GOAL - Show every line below where "Закупка" can be found.

LISTED RECORDS -

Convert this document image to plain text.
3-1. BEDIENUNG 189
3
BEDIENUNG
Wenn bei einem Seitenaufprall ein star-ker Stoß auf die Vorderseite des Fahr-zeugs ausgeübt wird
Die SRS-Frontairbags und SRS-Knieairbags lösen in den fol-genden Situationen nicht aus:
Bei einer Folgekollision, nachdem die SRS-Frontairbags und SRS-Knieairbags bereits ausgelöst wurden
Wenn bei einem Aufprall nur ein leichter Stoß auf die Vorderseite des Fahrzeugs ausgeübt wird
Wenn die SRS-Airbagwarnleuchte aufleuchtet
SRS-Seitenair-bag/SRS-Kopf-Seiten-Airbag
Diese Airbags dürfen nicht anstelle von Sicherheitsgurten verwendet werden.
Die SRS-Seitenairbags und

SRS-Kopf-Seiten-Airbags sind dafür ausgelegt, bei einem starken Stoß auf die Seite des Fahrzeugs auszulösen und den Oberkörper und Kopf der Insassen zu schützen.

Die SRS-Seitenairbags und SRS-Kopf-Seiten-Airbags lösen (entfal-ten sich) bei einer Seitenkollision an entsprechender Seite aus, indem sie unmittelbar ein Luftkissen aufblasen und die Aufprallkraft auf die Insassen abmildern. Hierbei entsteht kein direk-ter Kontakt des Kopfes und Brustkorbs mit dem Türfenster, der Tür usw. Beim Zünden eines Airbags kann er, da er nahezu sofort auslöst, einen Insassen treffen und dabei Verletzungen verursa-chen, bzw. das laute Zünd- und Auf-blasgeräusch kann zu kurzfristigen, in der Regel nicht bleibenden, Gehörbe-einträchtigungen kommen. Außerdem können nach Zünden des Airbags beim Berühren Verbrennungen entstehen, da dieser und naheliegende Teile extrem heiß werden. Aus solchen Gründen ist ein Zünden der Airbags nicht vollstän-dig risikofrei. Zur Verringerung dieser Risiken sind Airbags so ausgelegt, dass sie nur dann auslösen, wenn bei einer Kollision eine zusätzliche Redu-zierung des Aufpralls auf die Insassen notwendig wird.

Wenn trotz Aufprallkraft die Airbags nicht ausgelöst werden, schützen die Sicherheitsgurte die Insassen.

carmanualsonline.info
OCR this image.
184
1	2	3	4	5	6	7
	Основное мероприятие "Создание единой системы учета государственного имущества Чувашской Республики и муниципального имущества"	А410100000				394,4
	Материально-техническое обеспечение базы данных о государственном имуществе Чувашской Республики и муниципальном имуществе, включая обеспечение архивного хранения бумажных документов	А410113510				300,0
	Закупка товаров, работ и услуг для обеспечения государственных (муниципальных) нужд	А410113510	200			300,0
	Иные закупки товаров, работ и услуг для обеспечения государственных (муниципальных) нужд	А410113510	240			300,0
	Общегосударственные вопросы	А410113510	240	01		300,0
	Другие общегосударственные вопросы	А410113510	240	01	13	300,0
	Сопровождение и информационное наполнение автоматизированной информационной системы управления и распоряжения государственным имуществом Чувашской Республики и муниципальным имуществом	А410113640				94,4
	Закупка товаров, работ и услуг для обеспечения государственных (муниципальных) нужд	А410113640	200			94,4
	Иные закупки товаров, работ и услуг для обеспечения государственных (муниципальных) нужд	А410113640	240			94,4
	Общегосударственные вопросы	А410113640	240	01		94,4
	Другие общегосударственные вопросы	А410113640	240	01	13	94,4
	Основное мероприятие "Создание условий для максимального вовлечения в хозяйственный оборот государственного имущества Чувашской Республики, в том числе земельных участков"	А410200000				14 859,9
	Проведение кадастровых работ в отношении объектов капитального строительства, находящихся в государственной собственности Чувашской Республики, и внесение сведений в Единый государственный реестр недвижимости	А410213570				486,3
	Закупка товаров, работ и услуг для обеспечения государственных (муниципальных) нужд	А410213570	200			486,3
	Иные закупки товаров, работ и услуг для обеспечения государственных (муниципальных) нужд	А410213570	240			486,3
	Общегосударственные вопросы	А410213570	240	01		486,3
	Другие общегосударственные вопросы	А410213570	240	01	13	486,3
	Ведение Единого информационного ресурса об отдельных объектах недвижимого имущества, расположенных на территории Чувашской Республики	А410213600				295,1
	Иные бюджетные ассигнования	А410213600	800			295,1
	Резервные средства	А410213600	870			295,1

EXERCISE ANSWER -
	Закупка товаров, работ и услуг для обеспечения государственных (муниципальных) нужд	А410113510	200			300,0
	Закупка товаров, работ и услуг для обеспечения государственных (муниципальных) нужд	А410113640	200			94,4
	Закупка товаров, работ и услуг для обеспечения государственных (муниципальных) нужд	А410213570	200			486,3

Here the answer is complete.